GIVEN REQUEST - Go through the data and copy every line exactly, but not the images.

──────── SUPPLIED DATA

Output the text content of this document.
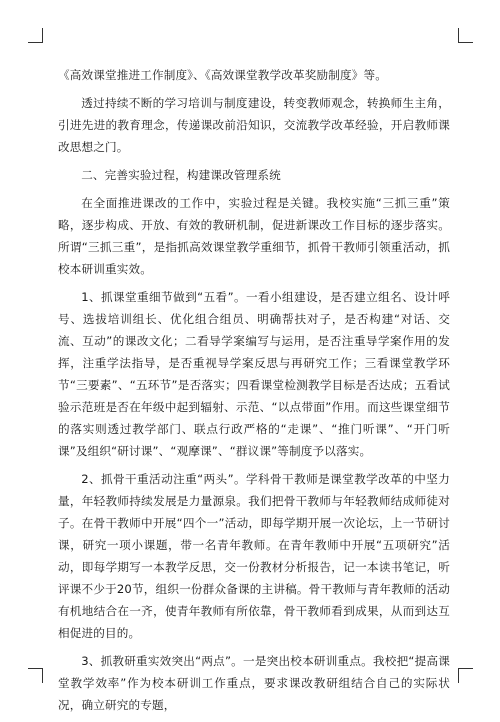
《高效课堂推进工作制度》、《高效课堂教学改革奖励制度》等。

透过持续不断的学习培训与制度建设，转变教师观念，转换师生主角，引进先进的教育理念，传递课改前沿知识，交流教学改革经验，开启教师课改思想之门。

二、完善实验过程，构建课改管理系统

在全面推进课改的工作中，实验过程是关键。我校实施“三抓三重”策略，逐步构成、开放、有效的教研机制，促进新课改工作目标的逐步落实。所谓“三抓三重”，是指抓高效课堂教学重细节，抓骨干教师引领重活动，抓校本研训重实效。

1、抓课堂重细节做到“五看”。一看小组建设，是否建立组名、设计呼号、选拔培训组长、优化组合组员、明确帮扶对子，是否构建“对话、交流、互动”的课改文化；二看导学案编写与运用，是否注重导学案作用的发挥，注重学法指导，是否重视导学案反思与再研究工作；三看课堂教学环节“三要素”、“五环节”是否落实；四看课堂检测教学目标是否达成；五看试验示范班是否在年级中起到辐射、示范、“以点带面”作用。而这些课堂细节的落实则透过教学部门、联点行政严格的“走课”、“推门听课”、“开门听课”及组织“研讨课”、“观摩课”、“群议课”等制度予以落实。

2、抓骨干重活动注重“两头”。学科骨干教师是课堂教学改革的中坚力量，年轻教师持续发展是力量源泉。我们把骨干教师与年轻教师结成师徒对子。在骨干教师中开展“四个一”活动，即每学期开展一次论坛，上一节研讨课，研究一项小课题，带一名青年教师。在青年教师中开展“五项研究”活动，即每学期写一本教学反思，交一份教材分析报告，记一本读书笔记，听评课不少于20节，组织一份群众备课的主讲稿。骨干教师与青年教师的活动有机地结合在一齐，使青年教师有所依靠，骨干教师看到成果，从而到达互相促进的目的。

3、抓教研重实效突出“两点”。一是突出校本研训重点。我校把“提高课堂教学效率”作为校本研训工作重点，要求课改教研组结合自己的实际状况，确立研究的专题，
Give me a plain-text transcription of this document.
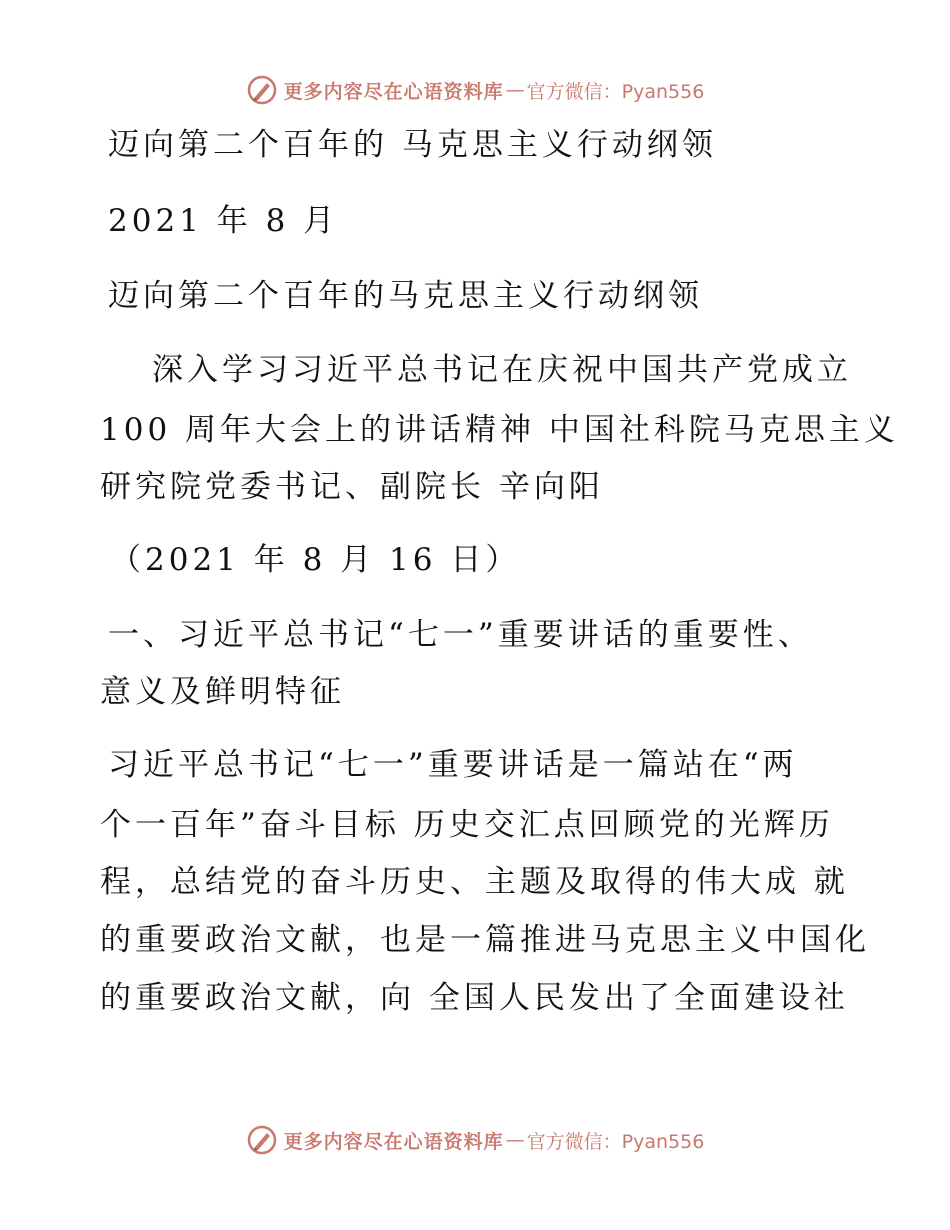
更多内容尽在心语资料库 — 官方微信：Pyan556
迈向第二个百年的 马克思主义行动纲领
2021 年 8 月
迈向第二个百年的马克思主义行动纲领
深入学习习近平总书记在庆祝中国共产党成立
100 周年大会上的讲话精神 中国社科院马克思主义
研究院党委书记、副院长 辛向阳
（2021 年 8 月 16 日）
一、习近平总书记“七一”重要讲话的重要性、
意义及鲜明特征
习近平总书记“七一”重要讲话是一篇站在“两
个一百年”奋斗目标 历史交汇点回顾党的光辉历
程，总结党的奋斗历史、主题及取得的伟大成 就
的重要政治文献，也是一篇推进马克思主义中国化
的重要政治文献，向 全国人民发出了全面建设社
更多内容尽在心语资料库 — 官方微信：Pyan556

────────────────

PROBLEM SOLUTION -
Output the text content of this document.
《高效课堂推进工作制度》、《高效课堂教学改革奖励制度》等。

透过持续不断的学习培训与制度建设，转变教师观念，转换师生主角，引进先进的教育理念，传递课改前沿知识，交流教学改革经验，开启教师课改思想之门。

二、完善实验过程，构建课改管理系统

在全面推进课改的工作中，实验过程是关键。我校实施“三抓三重”策略，逐步构成、开放、有效的教研机制，促进新课改工作目标的逐步落实。所谓“三抓三重”，是指抓高效课堂教学重细节，抓骨干教师引领重活动，抓校本研训重实效。

1、抓课堂重细节做到“五看”。一看小组建设，是否建立组名、设计呼号、选拔培训组长、优化组合组员、明确帮扶对子，是否构建“对话、交流、互动”的课改文化；二看导学案编写与运用，是否注重导学案作用的发挥，注重学法指导，是否重视导学案反思与再研究工作；三看课堂教学环节“三要素”、“五环节”是否落实；四看课堂检测教学目标是否达成；五看试验示范班是否在年级中起到辐射、示范、“以点带面”作用。而这些课堂细节的落实则透过教学部门、联点行政严格的“走课”、“推门听课”、“开门听课”及组织“研讨课”、“观摩课”、“群议课”等制度予以落实。

2、抓骨干重活动注重“两头”。学科骨干教师是课堂教学改革的中坚力量，年轻教师持续发展是力量源泉。我们把骨干教师与年轻教师结成师徒对子。在骨干教师中开展“四个一”活动，即每学期开展一次论坛，上一节研讨课，研究一项小课题，带一名青年教师。在青年教师中开展“五项研究”活动，即每学期写一本教学反思，交一份教材分析报告，记一本读书笔记，听评课不少于20节，组织一份群众备课的主讲稿。骨干教师与青年教师的活动有机地结合在一齐，使青年教师有所依靠，骨干教师看到成果，从而到达互相促进的目的。

3、抓教研重实效突出“两点”。一是突出校本研训重点。我校把“提高课堂教学效率”作为校本研训工作重点，要求课改教研组结合自己的实际状况，确立研究的专题，
Give me a plain-text transcription of this document.
更多内容尽在心语资料库 — 官方微信：Pyan556
迈向第二个百年的 马克思主义行动纲领
2021 年 8 月
迈向第二个百年的马克思主义行动纲领
深入学习习近平总书记在庆祝中国共产党成立
100 周年大会上的讲话精神 中国社科院马克思主义
研究院党委书记、副院长 辛向阳
（2021 年 8 月 16 日）
一、习近平总书记“七一”重要讲话的重要性、
意义及鲜明特征
习近平总书记“七一”重要讲话是一篇站在“两
个一百年”奋斗目标 历史交汇点回顾党的光辉历
程，总结党的奋斗历史、主题及取得的伟大成 就
的重要政治文献，也是一篇推进马克思主义中国化
的重要政治文献，向 全国人民发出了全面建设社
更多内容尽在心语资料库 — 官方微信：Pyan556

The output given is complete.